[WHAT TO DO]: Return each line of the data below verbatim; pictures are to be left out.
====== DATA SHOWN
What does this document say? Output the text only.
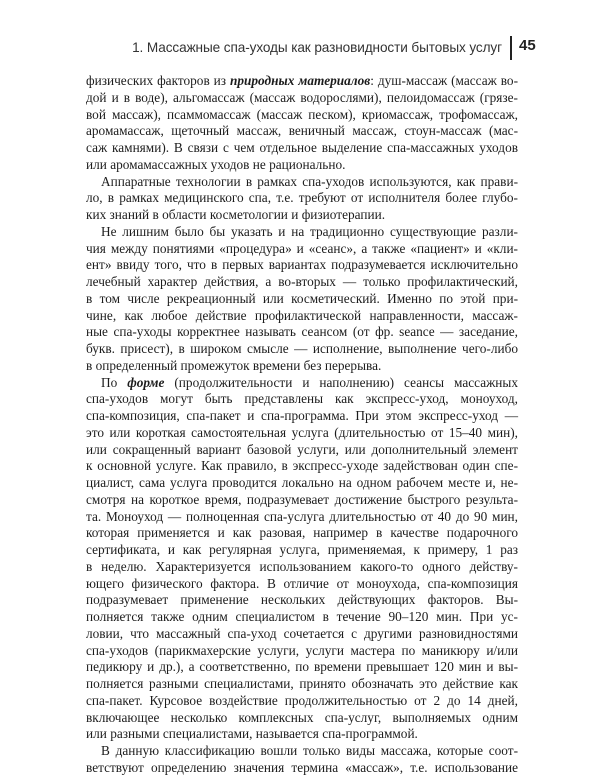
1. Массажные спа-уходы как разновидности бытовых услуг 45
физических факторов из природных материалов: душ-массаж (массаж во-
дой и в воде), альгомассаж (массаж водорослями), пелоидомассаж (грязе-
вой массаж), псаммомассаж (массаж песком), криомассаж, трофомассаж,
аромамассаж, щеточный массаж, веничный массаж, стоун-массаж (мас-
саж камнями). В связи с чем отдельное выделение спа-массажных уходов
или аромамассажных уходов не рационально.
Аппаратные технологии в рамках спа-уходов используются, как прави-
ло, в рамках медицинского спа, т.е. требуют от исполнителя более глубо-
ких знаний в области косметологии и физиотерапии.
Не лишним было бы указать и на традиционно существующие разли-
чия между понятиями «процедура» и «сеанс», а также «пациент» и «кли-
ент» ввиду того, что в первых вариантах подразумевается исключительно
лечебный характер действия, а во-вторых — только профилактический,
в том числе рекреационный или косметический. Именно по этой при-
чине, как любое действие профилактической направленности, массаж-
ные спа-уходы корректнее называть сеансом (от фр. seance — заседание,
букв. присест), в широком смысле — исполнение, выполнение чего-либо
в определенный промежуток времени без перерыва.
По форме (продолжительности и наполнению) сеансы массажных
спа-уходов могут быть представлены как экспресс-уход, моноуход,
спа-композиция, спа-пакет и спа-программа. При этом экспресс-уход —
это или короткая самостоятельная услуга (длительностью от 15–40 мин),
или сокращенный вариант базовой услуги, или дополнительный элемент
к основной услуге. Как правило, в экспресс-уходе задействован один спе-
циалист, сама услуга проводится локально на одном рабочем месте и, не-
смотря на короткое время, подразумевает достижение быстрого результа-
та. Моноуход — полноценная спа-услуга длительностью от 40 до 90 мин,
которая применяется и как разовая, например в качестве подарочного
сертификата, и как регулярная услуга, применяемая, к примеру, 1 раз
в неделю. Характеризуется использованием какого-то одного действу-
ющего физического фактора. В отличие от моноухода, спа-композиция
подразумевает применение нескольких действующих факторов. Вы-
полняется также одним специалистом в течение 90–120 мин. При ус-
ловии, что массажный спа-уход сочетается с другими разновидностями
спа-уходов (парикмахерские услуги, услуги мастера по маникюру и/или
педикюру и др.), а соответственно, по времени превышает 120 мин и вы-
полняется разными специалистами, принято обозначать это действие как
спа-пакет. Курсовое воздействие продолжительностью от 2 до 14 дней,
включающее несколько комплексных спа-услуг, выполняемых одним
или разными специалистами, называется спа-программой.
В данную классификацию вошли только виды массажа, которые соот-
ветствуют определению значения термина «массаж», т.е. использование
============
[ANSWER]:
What does this document say? Output the text only.
1. Массажные спа-уходы как разновидности бытовых услуг 45
физических факторов из природных материалов: душ-массаж (массаж во-
дой и в воде), альгомассаж (массаж водорослями), пелоидомассаж (грязе-
вой массаж), псаммомассаж (массаж песком), криомассаж, трофомассаж,
аромамассаж, щеточный массаж, веничный массаж, стоун-массаж (мас-
саж камнями). В связи с чем отдельное выделение спа-массажных уходов
или аромамассажных уходов не рационально.
Аппаратные технологии в рамках спа-уходов используются, как прави-
ло, в рамках медицинского спа, т.е. требуют от исполнителя более глубо-
ких знаний в области косметологии и физиотерапии.
Не лишним было бы указать и на традиционно существующие разли-
чия между понятиями «процедура» и «сеанс», а также «пациент» и «кли-
ент» ввиду того, что в первых вариантах подразумевается исключительно
лечебный характер действия, а во-вторых — только профилактический,
в том числе рекреационный или косметический. Именно по этой при-
чине, как любое действие профилактической направленности, массаж-
ные спа-уходы корректнее называть сеансом (от фр. seance — заседание,
букв. присест), в широком смысле — исполнение, выполнение чего-либо
в определенный промежуток времени без перерыва.
По форме (продолжительности и наполнению) сеансы массажных
спа-уходов могут быть представлены как экспресс-уход, моноуход,
спа-композиция, спа-пакет и спа-программа. При этом экспресс-уход —
это или короткая самостоятельная услуга (длительностью от 15–40 мин),
или сокращенный вариант базовой услуги, или дополнительный элемент
к основной услуге. Как правило, в экспресс-уходе задействован один спе-
циалист, сама услуга проводится локально на одном рабочем месте и, не-
смотря на короткое время, подразумевает достижение быстрого результа-
та. Моноуход — полноценная спа-услуга длительностью от 40 до 90 мин,
которая применяется и как разовая, например в качестве подарочного
сертификата, и как регулярная услуга, применяемая, к примеру, 1 раз
в неделю. Характеризуется использованием какого-то одного действу-
ющего физического фактора. В отличие от моноухода, спа-композиция
подразумевает применение нескольких действующих факторов. Вы-
полняется также одним специалистом в течение 90–120 мин. При ус-
ловии, что массажный спа-уход сочетается с другими разновидностями
спа-уходов (парикмахерские услуги, услуги мастера по маникюру и/или
педикюру и др.), а соответственно, по времени превышает 120 мин и вы-
полняется разными специалистами, принято обозначать это действие как
спа-пакет. Курсовое воздействие продолжительностью от 2 до 14 дней,
включающее несколько комплексных спа-услуг, выполняемых одним
или разными специалистами, называется спа-программой.
В данную классификацию вошли только виды массажа, которые соот-
ветствуют определению значения термина «массаж», т.е. использование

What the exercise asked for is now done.